- SOURCE DATA -
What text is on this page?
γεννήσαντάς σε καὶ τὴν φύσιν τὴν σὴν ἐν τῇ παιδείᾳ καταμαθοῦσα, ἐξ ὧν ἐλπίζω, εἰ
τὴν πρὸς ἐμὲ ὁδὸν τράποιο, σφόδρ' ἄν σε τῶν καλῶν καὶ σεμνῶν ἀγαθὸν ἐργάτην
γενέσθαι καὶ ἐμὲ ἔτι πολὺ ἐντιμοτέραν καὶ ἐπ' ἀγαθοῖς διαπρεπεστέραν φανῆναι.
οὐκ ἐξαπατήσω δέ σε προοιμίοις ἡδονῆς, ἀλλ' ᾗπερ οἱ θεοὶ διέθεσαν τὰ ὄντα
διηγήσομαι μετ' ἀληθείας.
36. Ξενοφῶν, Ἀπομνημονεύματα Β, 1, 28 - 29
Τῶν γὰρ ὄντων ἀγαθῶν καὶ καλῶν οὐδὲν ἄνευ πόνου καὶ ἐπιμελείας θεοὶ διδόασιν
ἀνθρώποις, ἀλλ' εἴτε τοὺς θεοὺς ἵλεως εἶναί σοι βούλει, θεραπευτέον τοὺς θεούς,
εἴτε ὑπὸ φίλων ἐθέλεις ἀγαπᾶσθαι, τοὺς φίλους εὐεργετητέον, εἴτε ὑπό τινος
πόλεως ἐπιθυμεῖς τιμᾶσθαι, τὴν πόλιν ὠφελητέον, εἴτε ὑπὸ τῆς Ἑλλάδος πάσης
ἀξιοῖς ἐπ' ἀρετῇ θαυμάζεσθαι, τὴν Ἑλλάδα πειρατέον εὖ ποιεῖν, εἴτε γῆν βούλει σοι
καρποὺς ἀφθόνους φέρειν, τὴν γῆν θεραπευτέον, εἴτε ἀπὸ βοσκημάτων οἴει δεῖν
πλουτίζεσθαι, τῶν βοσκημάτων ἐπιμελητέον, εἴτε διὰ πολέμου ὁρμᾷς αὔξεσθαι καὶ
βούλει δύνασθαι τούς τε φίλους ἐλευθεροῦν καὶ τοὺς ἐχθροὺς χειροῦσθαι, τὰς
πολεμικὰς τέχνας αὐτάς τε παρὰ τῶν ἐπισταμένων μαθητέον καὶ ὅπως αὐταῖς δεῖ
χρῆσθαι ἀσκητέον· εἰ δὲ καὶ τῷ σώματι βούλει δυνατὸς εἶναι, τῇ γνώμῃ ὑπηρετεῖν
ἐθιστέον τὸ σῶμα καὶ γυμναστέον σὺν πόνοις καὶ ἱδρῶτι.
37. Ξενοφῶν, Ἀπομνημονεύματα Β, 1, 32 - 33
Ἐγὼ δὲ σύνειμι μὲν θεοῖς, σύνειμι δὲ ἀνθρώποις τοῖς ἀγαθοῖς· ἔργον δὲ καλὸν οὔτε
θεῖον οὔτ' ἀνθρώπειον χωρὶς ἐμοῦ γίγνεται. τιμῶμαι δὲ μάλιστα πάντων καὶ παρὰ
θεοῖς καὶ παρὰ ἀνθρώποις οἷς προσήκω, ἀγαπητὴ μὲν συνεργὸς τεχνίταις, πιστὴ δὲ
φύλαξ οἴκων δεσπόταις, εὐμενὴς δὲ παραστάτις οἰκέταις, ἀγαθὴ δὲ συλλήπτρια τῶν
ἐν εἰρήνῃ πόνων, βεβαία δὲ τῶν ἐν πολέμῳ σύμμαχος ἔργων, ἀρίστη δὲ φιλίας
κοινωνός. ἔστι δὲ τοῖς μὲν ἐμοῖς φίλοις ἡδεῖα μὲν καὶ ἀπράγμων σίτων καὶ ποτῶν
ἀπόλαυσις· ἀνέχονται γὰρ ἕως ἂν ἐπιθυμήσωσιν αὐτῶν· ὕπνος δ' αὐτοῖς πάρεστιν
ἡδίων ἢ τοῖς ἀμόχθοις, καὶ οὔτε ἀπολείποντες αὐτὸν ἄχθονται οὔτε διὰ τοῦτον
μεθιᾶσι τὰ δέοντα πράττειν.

- STATED PROBLEM -
Above are the records; retype every one exactly.

- OUTPUT BELOW -
What text is on this page?
γεννήσαντάς σε καὶ τὴν φύσιν τὴν σὴν ἐν τῇ παιδείᾳ καταμαθοῦσα, ἐξ ὧν ἐλπίζω, εἰ
τὴν πρὸς ἐμὲ ὁδὸν τράποιο, σφόδρ' ἄν σε τῶν καλῶν καὶ σεμνῶν ἀγαθὸν ἐργάτην
γενέσθαι καὶ ἐμὲ ἔτι πολὺ ἐντιμοτέραν καὶ ἐπ' ἀγαθοῖς διαπρεπεστέραν φανῆναι.
οὐκ ἐξαπατήσω δέ σε προοιμίοις ἡδονῆς, ἀλλ' ᾗπερ οἱ θεοὶ διέθεσαν τὰ ὄντα
διηγήσομαι μετ' ἀληθείας.
36. Ξενοφῶν, Ἀπομνημονεύματα Β, 1, 28 - 29
Τῶν γὰρ ὄντων ἀγαθῶν καὶ καλῶν οὐδὲν ἄνευ πόνου καὶ ἐπιμελείας θεοὶ διδόασιν
ἀνθρώποις, ἀλλ' εἴτε τοὺς θεοὺς ἵλεως εἶναί σοι βούλει, θεραπευτέον τοὺς θεούς,
εἴτε ὑπὸ φίλων ἐθέλεις ἀγαπᾶσθαι, τοὺς φίλους εὐεργετητέον, εἴτε ὑπό τινος
πόλεως ἐπιθυμεῖς τιμᾶσθαι, τὴν πόλιν ὠφελητέον, εἴτε ὑπὸ τῆς Ἑλλάδος πάσης
ἀξιοῖς ἐπ' ἀρετῇ θαυμάζεσθαι, τὴν Ἑλλάδα πειρατέον εὖ ποιεῖν, εἴτε γῆν βούλει σοι
καρποὺς ἀφθόνους φέρειν, τὴν γῆν θεραπευτέον, εἴτε ἀπὸ βοσκημάτων οἴει δεῖν
πλουτίζεσθαι, τῶν βοσκημάτων ἐπιμελητέον, εἴτε διὰ πολέμου ὁρμᾷς αὔξεσθαι καὶ
βούλει δύνασθαι τούς τε φίλους ἐλευθεροῦν καὶ τοὺς ἐχθροὺς χειροῦσθαι, τὰς
πολεμικὰς τέχνας αὐτάς τε παρὰ τῶν ἐπισταμένων μαθητέον καὶ ὅπως αὐταῖς δεῖ
χρῆσθαι ἀσκητέον· εἰ δὲ καὶ τῷ σώματι βούλει δυνατὸς εἶναι, τῇ γνώμῃ ὑπηρετεῖν
ἐθιστέον τὸ σῶμα καὶ γυμναστέον σὺν πόνοις καὶ ἱδρῶτι.
37. Ξενοφῶν, Ἀπομνημονεύματα Β, 1, 32 - 33
Ἐγὼ δὲ σύνειμι μὲν θεοῖς, σύνειμι δὲ ἀνθρώποις τοῖς ἀγαθοῖς· ἔργον δὲ καλὸν οὔτε
θεῖον οὔτ' ἀνθρώπειον χωρὶς ἐμοῦ γίγνεται. τιμῶμαι δὲ μάλιστα πάντων καὶ παρὰ
θεοῖς καὶ παρὰ ἀνθρώποις οἷς προσήκω, ἀγαπητὴ μὲν συνεργὸς τεχνίταις, πιστὴ δὲ
φύλαξ οἴκων δεσπόταις, εὐμενὴς δὲ παραστάτις οἰκέταις, ἀγαθὴ δὲ συλλήπτρια τῶν
ἐν εἰρήνῃ πόνων, βεβαία δὲ τῶν ἐν πολέμῳ σύμμαχος ἔργων, ἀρίστη δὲ φιλίας
κοινωνός. ἔστι δὲ τοῖς μὲν ἐμοῖς φίλοις ἡδεῖα μὲν καὶ ἀπράγμων σίτων καὶ ποτῶν
ἀπόλαυσις· ἀνέχονται γὰρ ἕως ἂν ἐπιθυμήσωσιν αὐτῶν· ὕπνος δ' αὐτοῖς πάρεστιν
ἡδίων ἢ τοῖς ἀμόχθοις, καὶ οὔτε ἀπολείποντες αὐτὸν ἄχθονται οὔτε διὰ τοῦτον
μεθιᾶσι τὰ δέοντα πράττειν.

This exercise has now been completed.